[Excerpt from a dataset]
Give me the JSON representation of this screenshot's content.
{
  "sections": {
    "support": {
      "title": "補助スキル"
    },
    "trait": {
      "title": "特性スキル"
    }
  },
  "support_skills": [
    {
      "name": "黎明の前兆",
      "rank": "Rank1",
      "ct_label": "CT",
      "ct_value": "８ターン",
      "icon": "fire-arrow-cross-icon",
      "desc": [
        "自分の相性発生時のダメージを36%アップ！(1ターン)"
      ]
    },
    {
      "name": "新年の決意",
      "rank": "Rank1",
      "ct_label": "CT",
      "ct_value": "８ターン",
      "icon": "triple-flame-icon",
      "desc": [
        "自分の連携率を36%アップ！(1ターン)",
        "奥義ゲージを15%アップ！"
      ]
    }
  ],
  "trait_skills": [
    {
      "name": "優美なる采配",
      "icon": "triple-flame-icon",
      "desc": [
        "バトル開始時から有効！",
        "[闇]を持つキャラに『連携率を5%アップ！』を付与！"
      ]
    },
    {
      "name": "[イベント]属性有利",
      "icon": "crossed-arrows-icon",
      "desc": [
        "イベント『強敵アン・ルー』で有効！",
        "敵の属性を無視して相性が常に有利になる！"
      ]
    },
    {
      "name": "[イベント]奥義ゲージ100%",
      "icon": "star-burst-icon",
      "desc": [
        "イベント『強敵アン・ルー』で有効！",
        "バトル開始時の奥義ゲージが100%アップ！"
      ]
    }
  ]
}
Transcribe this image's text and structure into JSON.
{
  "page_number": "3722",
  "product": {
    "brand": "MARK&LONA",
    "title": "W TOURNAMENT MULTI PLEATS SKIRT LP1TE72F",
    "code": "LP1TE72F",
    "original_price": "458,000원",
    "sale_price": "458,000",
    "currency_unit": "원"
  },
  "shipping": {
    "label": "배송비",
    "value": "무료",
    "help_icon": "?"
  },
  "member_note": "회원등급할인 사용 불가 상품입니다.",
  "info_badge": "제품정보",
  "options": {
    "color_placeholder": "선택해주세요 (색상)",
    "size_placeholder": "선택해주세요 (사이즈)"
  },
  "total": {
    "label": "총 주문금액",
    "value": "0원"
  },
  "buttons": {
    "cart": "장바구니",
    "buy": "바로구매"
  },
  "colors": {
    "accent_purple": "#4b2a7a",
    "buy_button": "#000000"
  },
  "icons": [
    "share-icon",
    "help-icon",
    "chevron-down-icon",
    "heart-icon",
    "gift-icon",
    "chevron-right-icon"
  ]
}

● **YOUR TASK**
Through the last line of the entries above, beginning at the line containing "Transcribe this image's", transcribe each line exactly, both ends included and nothing more.

● **WRITTEN SOLUTION**
Transcribe this image's text and structure into JSON.
{
  "page_number": "3722",
  "product": {
    "brand": "MARK&LONA",
    "title": "W TOURNAMENT MULTI PLEATS SKIRT LP1TE72F",
    "code": "LP1TE72F",
    "original_price": "458,000원",
    "sale_price": "458,000",
    "currency_unit": "원"
  },
  "shipping": {
    "label": "배송비",
    "value": "무료",
    "help_icon": "?"
  },
  "member_note": "회원등급할인 사용 불가 상품입니다.",
  "info_badge": "제품정보",
  "options": {
    "color_placeholder": "선택해주세요 (색상)",
    "size_placeholder": "선택해주세요 (사이즈)"
  },
  "total": {
    "label": "총 주문금액",
    "value": "0원"
  },
  "buttons": {
    "cart": "장바구니",
    "buy": "바로구매"
  },
  "colors": {
    "accent_purple": "#4b2a7a",
    "buy_button": "#000000"
  },
  "icons": [
    "share-icon",
    "help-icon",
    "chevron-down-icon",
    "heart-icon",
    "gift-icon",
    "chevron-right-icon"
  ]
}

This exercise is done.